--- START OF Source data ---

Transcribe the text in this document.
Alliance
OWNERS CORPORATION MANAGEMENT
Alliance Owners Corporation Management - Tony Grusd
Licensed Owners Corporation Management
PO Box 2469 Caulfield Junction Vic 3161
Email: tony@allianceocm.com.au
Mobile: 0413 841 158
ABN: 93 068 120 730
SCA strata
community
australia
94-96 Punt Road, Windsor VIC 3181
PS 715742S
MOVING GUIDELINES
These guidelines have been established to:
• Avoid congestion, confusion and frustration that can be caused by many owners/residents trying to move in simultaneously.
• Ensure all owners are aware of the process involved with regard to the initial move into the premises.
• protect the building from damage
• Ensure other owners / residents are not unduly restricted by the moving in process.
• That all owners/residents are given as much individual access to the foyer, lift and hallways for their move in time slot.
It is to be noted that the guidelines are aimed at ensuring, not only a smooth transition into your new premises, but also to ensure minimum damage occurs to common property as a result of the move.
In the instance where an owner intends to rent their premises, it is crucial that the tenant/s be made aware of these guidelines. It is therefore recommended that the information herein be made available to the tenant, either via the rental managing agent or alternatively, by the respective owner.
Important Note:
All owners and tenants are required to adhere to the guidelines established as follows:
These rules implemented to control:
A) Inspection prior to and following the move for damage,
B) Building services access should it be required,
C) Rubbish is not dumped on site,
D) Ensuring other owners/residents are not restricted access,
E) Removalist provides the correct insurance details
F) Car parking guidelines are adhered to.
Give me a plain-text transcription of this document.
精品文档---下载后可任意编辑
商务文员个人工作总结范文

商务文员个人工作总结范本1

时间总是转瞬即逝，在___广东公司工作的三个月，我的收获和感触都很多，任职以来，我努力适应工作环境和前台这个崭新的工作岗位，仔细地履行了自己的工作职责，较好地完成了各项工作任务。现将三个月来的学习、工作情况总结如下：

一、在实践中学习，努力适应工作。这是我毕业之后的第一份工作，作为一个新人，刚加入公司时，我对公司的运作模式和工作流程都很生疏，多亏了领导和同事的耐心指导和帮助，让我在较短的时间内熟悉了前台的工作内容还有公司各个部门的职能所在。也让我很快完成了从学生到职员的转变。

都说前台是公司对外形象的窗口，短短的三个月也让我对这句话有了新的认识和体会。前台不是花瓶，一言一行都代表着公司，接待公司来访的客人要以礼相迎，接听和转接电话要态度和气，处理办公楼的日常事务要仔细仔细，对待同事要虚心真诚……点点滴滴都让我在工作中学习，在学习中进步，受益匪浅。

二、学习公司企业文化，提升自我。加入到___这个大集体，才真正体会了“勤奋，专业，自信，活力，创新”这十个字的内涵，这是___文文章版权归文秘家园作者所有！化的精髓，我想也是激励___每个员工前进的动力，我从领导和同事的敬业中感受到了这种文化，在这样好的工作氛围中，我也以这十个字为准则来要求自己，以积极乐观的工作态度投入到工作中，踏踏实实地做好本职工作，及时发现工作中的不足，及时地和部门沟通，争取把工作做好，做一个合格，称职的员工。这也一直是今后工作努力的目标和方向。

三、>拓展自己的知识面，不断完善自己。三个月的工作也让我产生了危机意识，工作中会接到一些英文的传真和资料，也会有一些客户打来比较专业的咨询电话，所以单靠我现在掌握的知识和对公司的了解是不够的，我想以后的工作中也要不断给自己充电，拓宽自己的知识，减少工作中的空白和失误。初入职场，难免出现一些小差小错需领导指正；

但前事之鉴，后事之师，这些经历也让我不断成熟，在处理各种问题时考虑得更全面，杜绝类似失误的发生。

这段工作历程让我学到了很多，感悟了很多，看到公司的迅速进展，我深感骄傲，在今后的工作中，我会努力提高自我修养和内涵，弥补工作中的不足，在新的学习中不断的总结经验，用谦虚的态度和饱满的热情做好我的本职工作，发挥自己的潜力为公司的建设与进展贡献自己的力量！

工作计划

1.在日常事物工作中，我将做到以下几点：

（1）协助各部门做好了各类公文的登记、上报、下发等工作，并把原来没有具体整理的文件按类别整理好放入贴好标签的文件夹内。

--- END OF Source data ---

Give back all the data exactly as written.

Transcribe the text in this document.
Alliance
OWNERS CORPORATION MANAGEMENT
Alliance Owners Corporation Management - Tony Grusd
Licensed Owners Corporation Management
PO Box 2469 Caulfield Junction Vic 3161
Email: tony@allianceocm.com.au
Mobile: 0413 841 158
ABN: 93 068 120 730
SCA strata
community
australia
94-96 Punt Road, Windsor VIC 3181
PS 715742S
MOVING GUIDELINES
These guidelines have been established to:
• Avoid congestion, confusion and frustration that can be caused by many owners/residents trying to move in simultaneously.
• Ensure all owners are aware of the process involved with regard to the initial move into the premises.
• protect the building from damage
• Ensure other owners / residents are not unduly restricted by the moving in process.
• That all owners/residents are given as much individual access to the foyer, lift and hallways for their move in time slot.
It is to be noted that the guidelines are aimed at ensuring, not only a smooth transition into your new premises, but also to ensure minimum damage occurs to common property as a result of the move.
In the instance where an owner intends to rent their premises, it is crucial that the tenant/s be made aware of these guidelines. It is therefore recommended that the information herein be made available to the tenant, either via the rental managing agent or alternatively, by the respective owner.
Important Note:
All owners and tenants are required to adhere to the guidelines established as follows:
These rules implemented to control:
A) Inspection prior to and following the move for damage,
B) Building services access should it be required,
C) Rubbish is not dumped on site,
D) Ensuring other owners/residents are not restricted access,
E) Removalist provides the correct insurance details
F) Car parking guidelines are adhered to.
Give me a plain-text transcription of this document.
精品文档---下载后可任意编辑
商务文员个人工作总结范文

商务文员个人工作总结范本1

时间总是转瞬即逝，在___广东公司工作的三个月，我的收获和感触都很多，任职以来，我努力适应工作环境和前台这个崭新的工作岗位，仔细地履行了自己的工作职责，较好地完成了各项工作任务。现将三个月来的学习、工作情况总结如下：

一、在实践中学习，努力适应工作。这是我毕业之后的第一份工作，作为一个新人，刚加入公司时，我对公司的运作模式和工作流程都很生疏，多亏了领导和同事的耐心指导和帮助，让我在较短的时间内熟悉了前台的工作内容还有公司各个部门的职能所在。也让我很快完成了从学生到职员的转变。

都说前台是公司对外形象的窗口，短短的三个月也让我对这句话有了新的认识和体会。前台不是花瓶，一言一行都代表着公司，接待公司来访的客人要以礼相迎，接听和转接电话要态度和气，处理办公楼的日常事务要仔细仔细，对待同事要虚心真诚……点点滴滴都让我在工作中学习，在学习中进步，受益匪浅。

二、学习公司企业文化，提升自我。加入到___这个大集体，才真正体会了“勤奋，专业，自信，活力，创新”这十个字的内涵，这是___文文章版权归文秘家园作者所有！化的精髓，我想也是激励___每个员工前进的动力，我从领导和同事的敬业中感受到了这种文化，在这样好的工作氛围中，我也以这十个字为准则来要求自己，以积极乐观的工作态度投入到工作中，踏踏实实地做好本职工作，及时发现工作中的不足，及时地和部门沟通，争取把工作做好，做一个合格，称职的员工。这也一直是今后工作努力的目标和方向。

三、>拓展自己的知识面，不断完善自己。三个月的工作也让我产生了危机意识，工作中会接到一些英文的传真和资料，也会有一些客户打来比较专业的咨询电话，所以单靠我现在掌握的知识和对公司的了解是不够的，我想以后的工作中也要不断给自己充电，拓宽自己的知识，减少工作中的空白和失误。初入职场，难免出现一些小差小错需领导指正；

但前事之鉴，后事之师，这些经历也让我不断成熟，在处理各种问题时考虑得更全面，杜绝类似失误的发生。

这段工作历程让我学到了很多，感悟了很多，看到公司的迅速进展，我深感骄傲，在今后的工作中，我会努力提高自我修养和内涵，弥补工作中的不足，在新的学习中不断的总结经验，用谦虚的态度和饱满的热情做好我的本职工作，发挥自己的潜力为公司的建设与进展贡献自己的力量！

工作计划

1.在日常事物工作中，我将做到以下几点：

（1）协助各部门做好了各类公文的登记、上报、下发等工作，并把原来没有具体整理的文件按类别整理好放入贴好标签的文件夹内。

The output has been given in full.